(Chart and figure data)

══════════════════════════════

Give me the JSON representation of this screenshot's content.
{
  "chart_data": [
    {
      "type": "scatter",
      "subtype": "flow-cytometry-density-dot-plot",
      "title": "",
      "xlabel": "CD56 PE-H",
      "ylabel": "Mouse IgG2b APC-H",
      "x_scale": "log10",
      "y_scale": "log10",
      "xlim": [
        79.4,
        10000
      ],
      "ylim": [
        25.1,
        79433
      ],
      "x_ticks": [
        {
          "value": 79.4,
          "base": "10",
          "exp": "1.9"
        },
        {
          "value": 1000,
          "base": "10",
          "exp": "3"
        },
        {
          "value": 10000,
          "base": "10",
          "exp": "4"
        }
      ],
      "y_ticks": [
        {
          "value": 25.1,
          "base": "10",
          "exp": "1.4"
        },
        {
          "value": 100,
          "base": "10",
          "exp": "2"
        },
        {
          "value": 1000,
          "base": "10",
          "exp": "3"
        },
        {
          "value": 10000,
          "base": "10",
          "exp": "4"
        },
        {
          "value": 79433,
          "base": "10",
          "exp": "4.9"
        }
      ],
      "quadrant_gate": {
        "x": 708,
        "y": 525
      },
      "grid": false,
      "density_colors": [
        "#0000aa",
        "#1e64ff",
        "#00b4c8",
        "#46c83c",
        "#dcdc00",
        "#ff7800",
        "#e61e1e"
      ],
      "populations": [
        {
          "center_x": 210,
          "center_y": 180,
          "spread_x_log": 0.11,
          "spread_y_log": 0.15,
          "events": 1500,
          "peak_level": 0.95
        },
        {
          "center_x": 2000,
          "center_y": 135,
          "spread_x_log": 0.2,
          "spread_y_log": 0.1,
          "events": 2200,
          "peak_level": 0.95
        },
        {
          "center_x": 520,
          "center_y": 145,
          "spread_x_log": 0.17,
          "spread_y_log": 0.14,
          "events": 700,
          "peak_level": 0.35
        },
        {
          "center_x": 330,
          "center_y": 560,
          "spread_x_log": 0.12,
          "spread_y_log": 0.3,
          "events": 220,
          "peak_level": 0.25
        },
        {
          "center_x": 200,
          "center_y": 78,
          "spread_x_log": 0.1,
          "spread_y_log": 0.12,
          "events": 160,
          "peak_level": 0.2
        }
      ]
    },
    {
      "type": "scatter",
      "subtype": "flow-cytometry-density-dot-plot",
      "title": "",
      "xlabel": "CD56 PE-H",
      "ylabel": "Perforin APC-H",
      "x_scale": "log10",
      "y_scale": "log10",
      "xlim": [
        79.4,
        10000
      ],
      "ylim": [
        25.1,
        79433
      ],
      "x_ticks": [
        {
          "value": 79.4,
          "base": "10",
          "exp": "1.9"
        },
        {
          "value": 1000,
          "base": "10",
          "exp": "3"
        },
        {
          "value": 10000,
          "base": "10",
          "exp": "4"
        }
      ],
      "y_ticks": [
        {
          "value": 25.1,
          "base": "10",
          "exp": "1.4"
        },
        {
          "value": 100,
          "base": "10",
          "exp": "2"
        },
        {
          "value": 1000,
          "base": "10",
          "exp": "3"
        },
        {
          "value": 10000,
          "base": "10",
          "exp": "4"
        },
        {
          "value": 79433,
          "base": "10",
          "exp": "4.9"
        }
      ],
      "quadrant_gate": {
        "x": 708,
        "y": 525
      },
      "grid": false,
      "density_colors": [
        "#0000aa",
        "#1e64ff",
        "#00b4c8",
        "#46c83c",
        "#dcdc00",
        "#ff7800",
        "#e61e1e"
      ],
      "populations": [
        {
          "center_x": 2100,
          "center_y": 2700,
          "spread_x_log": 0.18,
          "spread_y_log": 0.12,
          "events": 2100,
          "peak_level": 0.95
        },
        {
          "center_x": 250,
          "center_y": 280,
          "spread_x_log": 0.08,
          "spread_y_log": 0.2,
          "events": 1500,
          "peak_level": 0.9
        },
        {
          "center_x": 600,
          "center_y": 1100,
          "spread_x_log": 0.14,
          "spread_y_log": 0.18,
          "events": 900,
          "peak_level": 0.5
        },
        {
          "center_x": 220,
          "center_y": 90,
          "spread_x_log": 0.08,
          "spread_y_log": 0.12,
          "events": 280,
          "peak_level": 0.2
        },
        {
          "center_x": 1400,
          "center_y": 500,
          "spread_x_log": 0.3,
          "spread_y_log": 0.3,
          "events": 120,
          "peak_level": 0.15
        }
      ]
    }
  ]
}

══════════════════════════════

▸ PROBLEM TO SOLVE: Copy out the whole listing exactly; please set it all down.

▸ SOLUTION TO THIS PROBLEM:
Give me the JSON representation of this screenshot's content.
{
  "chart_data": [
    {
      "type": "scatter",
      "subtype": "flow-cytometry-density-dot-plot",
      "title": "",
      "xlabel": "CD56 PE-H",
      "ylabel": "Mouse IgG2b APC-H",
      "x_scale": "log10",
      "y_scale": "log10",
      "xlim": [
        79.4,
        10000
      ],
      "ylim": [
        25.1,
        79433
      ],
      "x_ticks": [
        {
          "value": 79.4,
          "base": "10",
          "exp": "1.9"
        },
        {
          "value": 1000,
          "base": "10",
          "exp": "3"
        },
        {
          "value": 10000,
          "base": "10",
          "exp": "4"
        }
      ],
      "y_ticks": [
        {
          "value": 25.1,
          "base": "10",
          "exp": "1.4"
        },
        {
          "value": 100,
          "base": "10",
          "exp": "2"
        },
        {
          "value": 1000,
          "base": "10",
          "exp": "3"
        },
        {
          "value": 10000,
          "base": "10",
          "exp": "4"
        },
        {
          "value": 79433,
          "base": "10",
          "exp": "4.9"
        }
      ],
      "quadrant_gate": {
        "x": 708,
        "y": 525
      },
      "grid": false,
      "density_colors": [
        "#0000aa",
        "#1e64ff",
        "#00b4c8",
        "#46c83c",
        "#dcdc00",
        "#ff7800",
        "#e61e1e"
      ],
      "populations": [
        {
          "center_x": 210,
          "center_y": 180,
          "spread_x_log": 0.11,
          "spread_y_log": 0.15,
          "events": 1500,
          "peak_level": 0.95
        },
        {
          "center_x": 2000,
          "center_y": 135,
          "spread_x_log": 0.2,
          "spread_y_log": 0.1,
          "events": 2200,
          "peak_level": 0.95
        },
        {
          "center_x": 520,
          "center_y": 145,
          "spread_x_log": 0.17,
          "spread_y_log": 0.14,
          "events": 700,
          "peak_level": 0.35
        },
        {
          "center_x": 330,
          "center_y": 560,
          "spread_x_log": 0.12,
          "spread_y_log": 0.3,
          "events": 220,
          "peak_level": 0.25
        },
        {
          "center_x": 200,
          "center_y": 78,
          "spread_x_log": 0.1,
          "spread_y_log": 0.12,
          "events": 160,
          "peak_level": 0.2
        }
      ]
    },
    {
      "type": "scatter",
      "subtype": "flow-cytometry-density-dot-plot",
      "title": "",
      "xlabel": "CD56 PE-H",
      "ylabel": "Perforin APC-H",
      "x_scale": "log10",
      "y_scale": "log10",
      "xlim": [
        79.4,
        10000
      ],
      "ylim": [
        25.1,
        79433
      ],
      "x_ticks": [
        {
          "value": 79.4,
          "base": "10",
          "exp": "1.9"
        },
        {
          "value": 1000,
          "base": "10",
          "exp": "3"
        },
        {
          "value": 10000,
          "base": "10",
          "exp": "4"
        }
      ],
      "y_ticks": [
        {
          "value": 25.1,
          "base": "10",
          "exp": "1.4"
        },
        {
          "value": 100,
          "base": "10",
          "exp": "2"
        },
        {
          "value": 1000,
          "base": "10",
          "exp": "3"
        },
        {
          "value": 10000,
          "base": "10",
          "exp": "4"
        },
        {
          "value": 79433,
          "base": "10",
          "exp": "4.9"
        }
      ],
      "quadrant_gate": {
        "x": 708,
        "y": 525
      },
      "grid": false,
      "density_colors": [
        "#0000aa",
        "#1e64ff",
        "#00b4c8",
        "#46c83c",
        "#dcdc00",
        "#ff7800",
        "#e61e1e"
      ],
      "populations": [
        {
          "center_x": 2100,
          "center_y": 2700,
          "spread_x_log": 0.18,
          "spread_y_log": 0.12,
          "events": 2100,
          "peak_level": 0.95
        },
        {
          "center_x": 250,
          "center_y": 280,
          "spread_x_log": 0.08,
          "spread_y_log": 0.2,
          "events": 1500,
          "peak_level": 0.9
        },
        {
          "center_x": 600,
          "center_y": 1100,
          "spread_x_log": 0.14,
          "spread_y_log": 0.18,
          "events": 900,
          "peak_level": 0.5
        },
        {
          "center_x": 220,
          "center_y": 90,
          "spread_x_log": 0.08,
          "spread_y_log": 0.12,
          "events": 280,
          "peak_level": 0.2
        },
        {
          "center_x": 1400,
          "center_y": 500,
          "spread_x_log": 0.3,
          "spread_y_log": 0.3,
          "events": 120,
          "peak_level": 0.15
        }
      ]
    }
  ]
}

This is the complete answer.